* [DIRECTIONS]
For each line of the data below that holds "content", copy the line.

* Start DATA SECTION *

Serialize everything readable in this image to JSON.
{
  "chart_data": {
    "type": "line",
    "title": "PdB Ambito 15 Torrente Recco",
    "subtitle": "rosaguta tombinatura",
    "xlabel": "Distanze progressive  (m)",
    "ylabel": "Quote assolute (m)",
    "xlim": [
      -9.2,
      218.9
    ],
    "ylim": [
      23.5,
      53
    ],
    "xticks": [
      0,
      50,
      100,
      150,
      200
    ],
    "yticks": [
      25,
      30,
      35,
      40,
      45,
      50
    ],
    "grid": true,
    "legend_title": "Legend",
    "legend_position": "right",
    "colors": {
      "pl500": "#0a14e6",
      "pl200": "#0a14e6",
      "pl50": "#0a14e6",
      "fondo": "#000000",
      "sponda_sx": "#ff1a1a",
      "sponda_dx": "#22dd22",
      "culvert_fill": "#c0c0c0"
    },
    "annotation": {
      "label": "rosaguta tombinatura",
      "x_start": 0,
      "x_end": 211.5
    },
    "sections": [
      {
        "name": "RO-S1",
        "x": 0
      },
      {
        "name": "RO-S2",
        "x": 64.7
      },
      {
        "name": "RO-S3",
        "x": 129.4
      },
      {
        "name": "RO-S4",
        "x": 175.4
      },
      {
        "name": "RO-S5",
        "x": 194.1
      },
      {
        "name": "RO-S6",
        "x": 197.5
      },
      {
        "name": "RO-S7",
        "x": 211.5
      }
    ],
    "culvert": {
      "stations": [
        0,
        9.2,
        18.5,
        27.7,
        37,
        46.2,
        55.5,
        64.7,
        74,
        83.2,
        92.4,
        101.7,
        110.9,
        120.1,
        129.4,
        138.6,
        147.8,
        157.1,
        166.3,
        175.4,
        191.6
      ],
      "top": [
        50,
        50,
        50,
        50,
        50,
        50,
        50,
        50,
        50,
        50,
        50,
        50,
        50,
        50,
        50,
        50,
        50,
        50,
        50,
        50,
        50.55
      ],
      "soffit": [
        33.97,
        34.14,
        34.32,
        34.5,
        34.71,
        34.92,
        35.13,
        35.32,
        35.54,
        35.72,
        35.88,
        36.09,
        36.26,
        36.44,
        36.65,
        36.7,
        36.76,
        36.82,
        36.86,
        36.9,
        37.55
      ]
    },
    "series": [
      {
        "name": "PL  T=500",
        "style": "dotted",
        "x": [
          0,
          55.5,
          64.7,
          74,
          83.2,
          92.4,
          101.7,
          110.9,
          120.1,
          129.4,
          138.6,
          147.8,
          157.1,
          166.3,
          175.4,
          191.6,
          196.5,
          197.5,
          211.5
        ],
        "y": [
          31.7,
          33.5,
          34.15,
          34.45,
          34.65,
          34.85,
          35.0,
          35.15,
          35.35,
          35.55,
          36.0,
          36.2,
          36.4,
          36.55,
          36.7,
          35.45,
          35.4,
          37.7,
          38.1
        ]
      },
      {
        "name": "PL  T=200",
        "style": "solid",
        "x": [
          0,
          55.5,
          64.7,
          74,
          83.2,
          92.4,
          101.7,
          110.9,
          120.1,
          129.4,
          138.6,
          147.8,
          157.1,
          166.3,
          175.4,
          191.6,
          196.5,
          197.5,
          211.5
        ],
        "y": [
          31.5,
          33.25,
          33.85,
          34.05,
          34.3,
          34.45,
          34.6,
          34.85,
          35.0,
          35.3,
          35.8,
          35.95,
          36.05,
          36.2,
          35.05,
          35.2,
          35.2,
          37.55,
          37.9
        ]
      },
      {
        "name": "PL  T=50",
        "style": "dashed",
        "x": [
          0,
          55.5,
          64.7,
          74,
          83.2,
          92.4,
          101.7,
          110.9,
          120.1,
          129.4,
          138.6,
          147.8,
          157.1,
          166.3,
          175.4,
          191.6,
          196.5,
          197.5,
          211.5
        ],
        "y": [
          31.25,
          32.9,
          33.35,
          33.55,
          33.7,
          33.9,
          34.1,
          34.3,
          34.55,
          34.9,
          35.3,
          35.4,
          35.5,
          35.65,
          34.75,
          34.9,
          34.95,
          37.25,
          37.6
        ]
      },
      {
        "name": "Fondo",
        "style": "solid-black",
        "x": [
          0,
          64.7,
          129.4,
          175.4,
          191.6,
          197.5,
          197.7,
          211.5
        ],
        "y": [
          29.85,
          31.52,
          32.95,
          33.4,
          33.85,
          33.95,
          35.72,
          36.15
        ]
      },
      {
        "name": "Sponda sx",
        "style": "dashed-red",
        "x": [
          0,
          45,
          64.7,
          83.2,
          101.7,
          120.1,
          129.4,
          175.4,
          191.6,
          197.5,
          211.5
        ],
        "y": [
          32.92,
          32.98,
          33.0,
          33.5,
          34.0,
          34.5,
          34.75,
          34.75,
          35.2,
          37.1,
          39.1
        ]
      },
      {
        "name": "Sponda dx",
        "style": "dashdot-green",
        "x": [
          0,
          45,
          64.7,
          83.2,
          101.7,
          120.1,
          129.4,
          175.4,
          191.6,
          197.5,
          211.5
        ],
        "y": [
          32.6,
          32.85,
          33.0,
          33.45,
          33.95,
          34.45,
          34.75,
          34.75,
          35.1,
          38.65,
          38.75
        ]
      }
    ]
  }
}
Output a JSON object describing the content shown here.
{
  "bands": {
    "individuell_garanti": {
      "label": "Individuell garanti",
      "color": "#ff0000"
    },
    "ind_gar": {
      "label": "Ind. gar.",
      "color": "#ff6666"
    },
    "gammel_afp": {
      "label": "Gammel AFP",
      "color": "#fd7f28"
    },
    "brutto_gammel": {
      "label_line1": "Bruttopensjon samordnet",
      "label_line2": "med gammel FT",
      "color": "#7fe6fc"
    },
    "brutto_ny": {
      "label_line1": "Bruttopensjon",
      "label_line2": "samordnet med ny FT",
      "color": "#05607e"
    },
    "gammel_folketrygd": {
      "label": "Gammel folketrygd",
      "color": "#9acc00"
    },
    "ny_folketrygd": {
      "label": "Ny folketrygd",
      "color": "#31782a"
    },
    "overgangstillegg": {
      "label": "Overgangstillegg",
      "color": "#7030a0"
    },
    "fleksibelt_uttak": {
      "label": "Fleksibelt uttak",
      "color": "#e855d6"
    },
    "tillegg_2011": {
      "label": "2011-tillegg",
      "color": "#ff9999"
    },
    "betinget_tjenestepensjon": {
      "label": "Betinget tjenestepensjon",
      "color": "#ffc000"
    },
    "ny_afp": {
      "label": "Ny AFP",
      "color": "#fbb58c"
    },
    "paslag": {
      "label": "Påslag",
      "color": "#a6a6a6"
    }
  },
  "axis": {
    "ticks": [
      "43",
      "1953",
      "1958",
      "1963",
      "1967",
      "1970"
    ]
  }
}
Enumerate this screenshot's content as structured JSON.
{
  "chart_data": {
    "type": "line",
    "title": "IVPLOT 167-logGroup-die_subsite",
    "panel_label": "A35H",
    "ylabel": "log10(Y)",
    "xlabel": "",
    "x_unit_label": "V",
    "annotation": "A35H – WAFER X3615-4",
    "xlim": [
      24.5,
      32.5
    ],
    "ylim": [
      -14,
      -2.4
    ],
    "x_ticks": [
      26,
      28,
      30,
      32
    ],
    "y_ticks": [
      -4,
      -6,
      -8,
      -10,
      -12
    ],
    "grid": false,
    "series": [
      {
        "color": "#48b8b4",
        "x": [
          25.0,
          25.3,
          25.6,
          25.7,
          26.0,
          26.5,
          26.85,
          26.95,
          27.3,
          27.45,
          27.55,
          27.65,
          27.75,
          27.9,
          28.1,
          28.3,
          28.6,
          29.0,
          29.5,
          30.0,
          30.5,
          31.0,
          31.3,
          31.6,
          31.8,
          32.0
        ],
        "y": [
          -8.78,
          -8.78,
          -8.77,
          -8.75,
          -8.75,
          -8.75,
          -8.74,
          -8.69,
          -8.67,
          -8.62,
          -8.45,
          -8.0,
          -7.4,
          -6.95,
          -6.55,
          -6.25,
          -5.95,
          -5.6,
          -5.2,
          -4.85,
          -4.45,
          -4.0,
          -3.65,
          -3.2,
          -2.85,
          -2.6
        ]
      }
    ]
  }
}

* End DATA SECTION *

* [THE REPLY]
Output a JSON object describing the content shown here.
Enumerate this screenshot's content as structured JSON.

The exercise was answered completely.